:: THE TASK ::
Every line must be returned precisely as it is written.

══ MATERIAL PROVIDED

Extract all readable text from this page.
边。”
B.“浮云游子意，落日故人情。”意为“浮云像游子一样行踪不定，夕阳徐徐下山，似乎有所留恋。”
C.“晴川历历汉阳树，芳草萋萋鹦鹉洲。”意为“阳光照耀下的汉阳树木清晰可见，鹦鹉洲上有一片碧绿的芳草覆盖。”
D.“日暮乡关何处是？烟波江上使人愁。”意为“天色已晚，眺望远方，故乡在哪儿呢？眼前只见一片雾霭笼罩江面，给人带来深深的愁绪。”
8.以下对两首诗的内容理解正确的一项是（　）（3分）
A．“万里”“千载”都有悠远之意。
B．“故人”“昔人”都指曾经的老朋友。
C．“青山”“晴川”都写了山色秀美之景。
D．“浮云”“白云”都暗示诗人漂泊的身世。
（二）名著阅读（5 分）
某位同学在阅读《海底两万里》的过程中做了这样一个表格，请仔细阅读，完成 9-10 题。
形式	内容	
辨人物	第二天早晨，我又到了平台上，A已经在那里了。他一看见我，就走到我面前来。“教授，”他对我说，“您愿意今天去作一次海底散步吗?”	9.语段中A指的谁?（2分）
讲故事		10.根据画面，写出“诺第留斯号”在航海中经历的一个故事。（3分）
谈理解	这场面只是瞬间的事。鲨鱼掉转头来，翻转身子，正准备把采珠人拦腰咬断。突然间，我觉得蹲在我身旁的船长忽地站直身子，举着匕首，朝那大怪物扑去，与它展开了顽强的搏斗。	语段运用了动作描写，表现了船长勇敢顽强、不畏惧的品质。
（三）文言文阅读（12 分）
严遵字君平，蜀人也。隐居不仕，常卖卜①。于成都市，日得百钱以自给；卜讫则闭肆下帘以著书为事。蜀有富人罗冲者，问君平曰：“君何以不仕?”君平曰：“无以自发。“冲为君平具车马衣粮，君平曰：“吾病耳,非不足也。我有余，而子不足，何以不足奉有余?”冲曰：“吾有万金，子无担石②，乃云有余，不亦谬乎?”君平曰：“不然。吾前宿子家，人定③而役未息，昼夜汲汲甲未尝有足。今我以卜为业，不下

════

:: IN RESPONSE ::
Extract all readable text from this page.
边。”
B.“浮云游子意，落日故人情。”意为“浮云像游子一样行踪不定，夕阳徐徐下山，似乎有所留恋。”
C.“晴川历历汉阳树，芳草萋萋鹦鹉洲。”意为“阳光照耀下的汉阳树木清晰可见，鹦鹉洲上有一片碧绿的芳草覆盖。”
D.“日暮乡关何处是？烟波江上使人愁。”意为“天色已晚，眺望远方，故乡在哪儿呢？眼前只见一片雾霭笼罩江面，给人带来深深的愁绪。”
8.以下对两首诗的内容理解正确的一项是（　）（3分）
A．“万里”“千载”都有悠远之意。
B．“故人”“昔人”都指曾经的老朋友。
C．“青山”“晴川”都写了山色秀美之景。
D．“浮云”“白云”都暗示诗人漂泊的身世。
（二）名著阅读（5 分）
某位同学在阅读《海底两万里》的过程中做了这样一个表格，请仔细阅读，完成 9-10 题。
形式	内容	
辨人物	第二天早晨，我又到了平台上，A已经在那里了。他一看见我，就走到我面前来。“教授，”他对我说，“您愿意今天去作一次海底散步吗?”	9.语段中A指的谁?（2分）
讲故事		10.根据画面，写出“诺第留斯号”在航海中经历的一个故事。（3分）
谈理解	这场面只是瞬间的事。鲨鱼掉转头来，翻转身子，正准备把采珠人拦腰咬断。突然间，我觉得蹲在我身旁的船长忽地站直身子，举着匕首，朝那大怪物扑去，与它展开了顽强的搏斗。	语段运用了动作描写，表现了船长勇敢顽强、不畏惧的品质。
（三）文言文阅读（12 分）
严遵字君平，蜀人也。隐居不仕，常卖卜①。于成都市，日得百钱以自给；卜讫则闭肆下帘以著书为事。蜀有富人罗冲者，问君平曰：“君何以不仕?”君平曰：“无以自发。“冲为君平具车马衣粮，君平曰：“吾病耳,非不足也。我有余，而子不足，何以不足奉有余?”冲曰：“吾有万金，子无担石②，乃云有余，不亦谬乎?”君平曰：“不然。吾前宿子家，人定③而役未息，昼夜汲汲甲未尝有足。今我以卜为业，不下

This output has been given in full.